• SET PROBLEM:
Copy the passage of the Audi A8 review from "The 2012 Audi A8 should carry" to "and Mercedes-Benz S-Class." word for word.

2012 Audi A8 Review and Prices
The 2012 Audi A8 is the best full-size luxury car for you if you want a state-of-the-art European sedan that combines handsome styling with impressive performance and a long list of cutting-edge features.
The 2012 Audi A8 should carry over with only minor alterations from the full redesign it received for model-year 2011. That redesign brought Audi’s flagship sedan into its third generation, one that continues to make extensive use of aluminum in its construction as a weight-saving measure. The 2012 A8 will carryover the redesign model’s new styling, choice of eight- and 12-cylinder engines, myriad mechanical updates, and slew of high-tech gadgets. It should again come in standard- and long-wheelbase models, latter featuring limousine-like rear-seat legroom. The 2012 Audi A8 competes with other flagships such as the BMW 7-Series, Jaguar XJ, Lexus LS and Mercedes-Benz S-Class.
Should you buy a 2012 Audi A8 or wait for the 2013 Audi A8? Buy the 2012 Audi A8. The 2013 A8 is unlikely to receive any substantive updates or improvements, and buying a 2012 A8 means you’ll own the newest-generation version for an additional year and circumvent the probable price increase that’ll come with the 2013 model-year changeover.
2012 Audi A8 Changes back to top
Styling: The 2012 Audi A8 should continue with the styling changes that came on line with the model-year 2011 redesign. This means it will remain a large, generally conservative-looking sedan, as befits its flagship status, with elegant touches inside and out. Its aluminum bodywork is characterized by a deep front grille flanked by uniquely shaped LED headlamps (they include both high and low beams) that sweep up into muscular wheel arches and a crisp beltline that runs the length of the vehicle.
The standard-length 2012 A8 should continue on a 117.8-inch wheelbase (the distance between the front and rear axles) and have an overall body length of 202.2 inches. The extended-length 2012 A8 will again be labeled the A8L – for long wheelbase. It’ll continue with a 122.9-inch wheelbase and a 207.4-inch overall body length. The A8L makes use of its longer wheelbase to provide additional rear-seat legroom, which should again measure a full 42.9 inches versus 38.7 inches in the standard-wheelbase A8. For comparison, other limo-like premium sedans include the BMW 750Li, with 44.3 inches of rear legroom, and the Mercedes-Benz S550, with 42.3 inches.

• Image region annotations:
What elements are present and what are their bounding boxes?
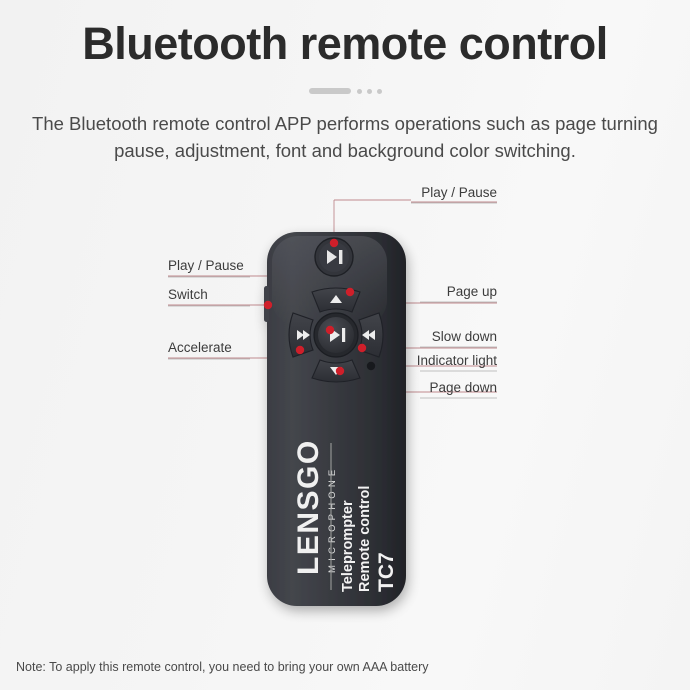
dpad-center-ring [314,313,358,357]
brand-subtitle: MICROPHONE [327,466,338,573]
callout-left-switch: Switch [168,287,208,302]
divider-ornament [0,86,690,96]
subtitle-line-2: pause, adjustment, font and background c… [114,140,576,161]
callout-top-play-pause: Play / Pause [411,185,497,200]
divider-bar [309,88,351,94]
header: Bluetooth remote control The Bluetooth r… [0,0,690,164]
brand-name: LENSGO [292,439,325,575]
dpad-up-arrow [330,295,342,303]
rewind-icon [362,330,375,340]
top-play-pause-button [315,238,353,276]
callout-left-play-pause: Play / Pause [168,258,244,273]
divider-dot [367,89,372,94]
remote-body [264,232,406,606]
subtitle-line-1: The Bluetooth remote control APP perform… [32,113,658,134]
subtitle: The Bluetooth remote control APP perform… [15,96,675,164]
dpad-down-arrow [330,367,342,375]
product-line-2: Remote control [357,486,373,592]
divider-dot [377,89,382,94]
connector-dots [264,239,366,375]
label-underlines [168,203,497,398]
divider-dots [357,89,382,94]
callout-right-indicator-light: Indicator light [390,353,497,368]
dpad [289,288,383,382]
product-line-1: Teleprompter [340,500,356,592]
dpad-left-segment [289,313,313,357]
product-model: TC7 [375,552,398,592]
callout-right-page-up: Page up [400,284,497,299]
callout-right-page-down: Page down [400,380,497,395]
dpad-down-segment [312,360,360,382]
page-title: Bluetooth remote control [0,0,690,72]
footer-note: Note: To apply this remote control, you … [16,660,429,674]
callout-left-accelerate: Accelerate [168,340,232,355]
callout-right-slow-down: Slow down [400,329,497,344]
dpad-up-segment [312,288,360,312]
fast-forward-icon [297,330,310,340]
indicator-light [367,362,375,370]
device-branding: LENSGO MICROPHONE Teleprompter Remote co… [292,439,398,592]
dpad-center-button [318,317,354,353]
leader-lines [168,200,497,392]
dpad-right-segment [359,313,383,357]
divider-dot [357,89,362,94]
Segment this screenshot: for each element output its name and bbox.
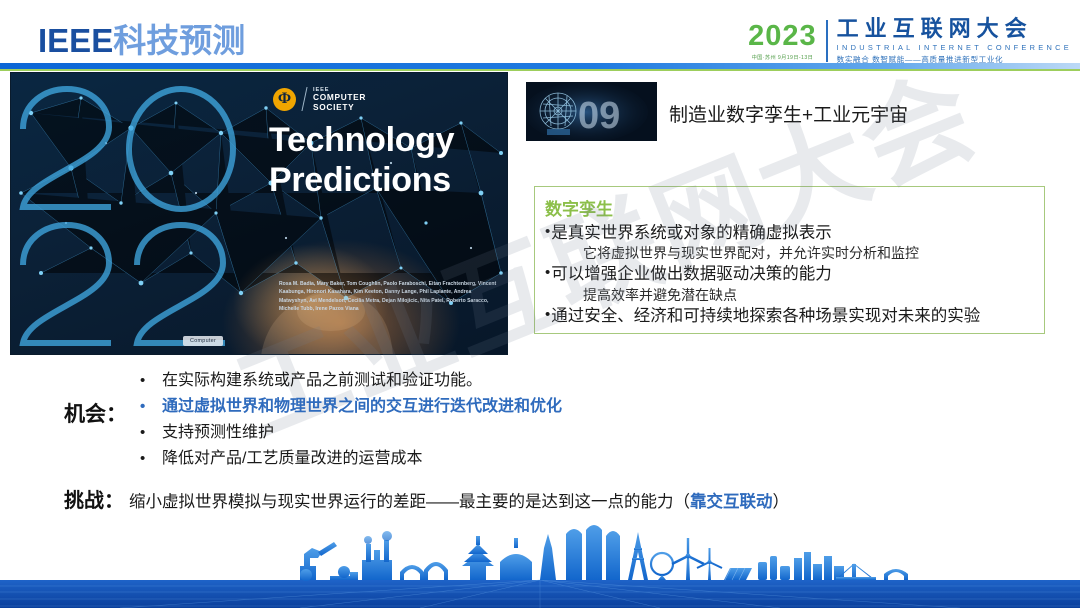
- logo-divider: [301, 87, 307, 111]
- bullet-marker: •: [545, 264, 550, 283]
- cover-badge: Computer: [183, 336, 223, 346]
- definition-title: 数字孪生: [545, 195, 1034, 220]
- conference-name-en: INDUSTRIAL INTERNET CONFERENCE: [837, 43, 1072, 52]
- opportunity-text: 降低对产品/工艺质量改进的运营成本: [162, 446, 422, 472]
- page-title: IEEE科技预测: [38, 14, 245, 62]
- logo-text: IEEE COMPUTER SOCIETY: [313, 87, 366, 112]
- bullet-text: 可以增强企业做出数据驱动决策的能力: [551, 264, 832, 285]
- item-number-graphic: 09: [578, 95, 620, 137]
- conference-logo-divider: [826, 20, 828, 62]
- conference-date: 中国·苏州 9月19日-13日: [752, 54, 814, 61]
- challenge-text: 缩小虚拟世界模拟与现实世界运行的差距——最主要的是达到这一点的能力（: [129, 488, 690, 512]
- digital-twin-definition-box: 数字孪生 • 是真实世界系统或对象的精确虚拟表示 它将虚拟世界与现实世界配对，并…: [534, 186, 1045, 334]
- definition-subtext: 提高效率并避免潜在缺点: [583, 286, 1034, 306]
- bullet-marker: •: [545, 223, 550, 242]
- conference-name-cn: 工业互联网大会: [837, 17, 1072, 40]
- challenge-paren-close: ）: [773, 488, 790, 512]
- bullet-marker: •: [140, 369, 162, 393]
- challenge-highlight: 靠交互联动: [690, 488, 773, 512]
- footer-skyline-graphic: [0, 518, 1080, 608]
- opportunity-text: 通过虚拟世界和物理世界之间的交互进行迭代改进和优化: [162, 394, 562, 420]
- bullet-marker: •: [140, 421, 162, 445]
- opportunity-item: • 降低对产品/工艺质量改进的运营成本: [140, 446, 764, 472]
- opportunities-label: 机会：: [64, 398, 127, 428]
- page-title-secondary: 科技预测: [113, 22, 245, 59]
- opportunity-text: 支持预测性维护: [162, 420, 274, 446]
- definition-bullet: • 可以增强企业做出数据驱动决策的能力: [545, 264, 1034, 285]
- industrial-fan-graphic: 09: [526, 82, 657, 141]
- cover-title: Technology Predictions: [269, 121, 454, 201]
- bullet-marker: •: [545, 306, 550, 325]
- definition-subtext: 它将虚拟世界与现实世界配对，并允许实时分析和监控: [583, 244, 1034, 264]
- bullet-marker: •: [140, 395, 162, 419]
- bullet-text: 通过安全、经济和可持续地探索各种场景实现对未来的实验: [551, 306, 980, 327]
- opportunities-list: • 在实际构建系统或产品之前测试和验证功能。 • 通过虚拟世界和物理世界之间的交…: [140, 368, 764, 472]
- bullet-text: 是真实世界系统或对象的精确虚拟表示: [551, 223, 832, 244]
- logo-society-label: SOCIETY: [313, 103, 366, 112]
- conference-year: 2023: [748, 22, 817, 51]
- cover-year-2022-graphic: [10, 72, 255, 355]
- conference-year-block: 2023 中国·苏州 9月19日-13日: [748, 18, 826, 64]
- opportunities-section: 机会： • 在实际构建系统或产品之前测试和验证功能。 • 通过虚拟世界和物理世界…: [64, 368, 764, 472]
- challenge-section: 挑战： 缩小虚拟世界模拟与现实世界运行的差距——最主要的是达到这一点的能力（ 靠…: [64, 484, 789, 513]
- ieee-computer-society-logo: Φ IEEE COMPUTER SOCIETY: [273, 87, 366, 112]
- opportunity-item: • 支持预测性维护: [140, 420, 764, 446]
- opportunity-item-highlighted: • 通过虚拟世界和物理世界之间的交互进行迭代改进和优化: [140, 394, 764, 420]
- conference-logo: 2023 中国·苏州 9月19日-13日 工业互联网大会 INDUSTRIAL …: [748, 18, 1072, 64]
- definition-bullet: • 是真实世界系统或对象的精确虚拟表示: [545, 223, 1034, 244]
- opportunity-text: 在实际构建系统或产品之前测试和验证功能。: [162, 368, 482, 394]
- technology-predictions-cover-image: Φ IEEE COMPUTER SOCIETY Technology Predi…: [10, 72, 508, 355]
- cover-title-line2: Predictions: [269, 161, 454, 201]
- item-heading: 制造业数字孪生+工业元宇宙: [669, 100, 908, 127]
- conference-name-block: 工业互联网大会 INDUSTRIAL INTERNET CONFERENCE 数…: [837, 18, 1072, 64]
- definition-bullet: • 通过安全、经济和可持续地探索各种场景实现对未来的实验: [545, 306, 1034, 327]
- item-09-thumbnail: 09: [526, 82, 657, 141]
- challenge-label: 挑战：: [64, 484, 124, 513]
- ieee-emblem-icon: Φ: [273, 88, 296, 111]
- opportunity-item: • 在实际构建系统或产品之前测试和验证功能。: [140, 368, 764, 394]
- cover-title-line1: Technology: [269, 121, 454, 161]
- slide-header: IEEE科技预测 2023 中国·苏州 9月19日-13日 工业互联网大会 IN…: [0, 0, 1080, 68]
- header-divider-green: [0, 69, 1080, 71]
- bullet-marker: •: [140, 447, 162, 471]
- page-title-primary: IEEE: [38, 22, 113, 59]
- cover-authors: Rosa M. Badia, Mary Baker, Tom Coughlin,…: [279, 280, 501, 313]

• THE OUTPUT:
The 2012 Audi A8 should carry over with only minor alterations from the full redesign it received for model-year 2011. That redesign brought Audi’s flagship sedan into its third generation, one that continues to make extensive use of aluminum in its construction as a weight-saving measure. The 2012 A8 will carryover the redesign model’s new styling, choice of eight- and 12-cylinder engines, myriad mechanical updates, and slew of high-tech gadgets. It should again come in standard- and long-wheelbase models, latter featuring limousine-like rear-seat legroom. The 2012 Audi A8 competes with other flagships such as the BMW 7-Series, Jaguar XJ, Lexus LS and Mercedes-Benz S-Class.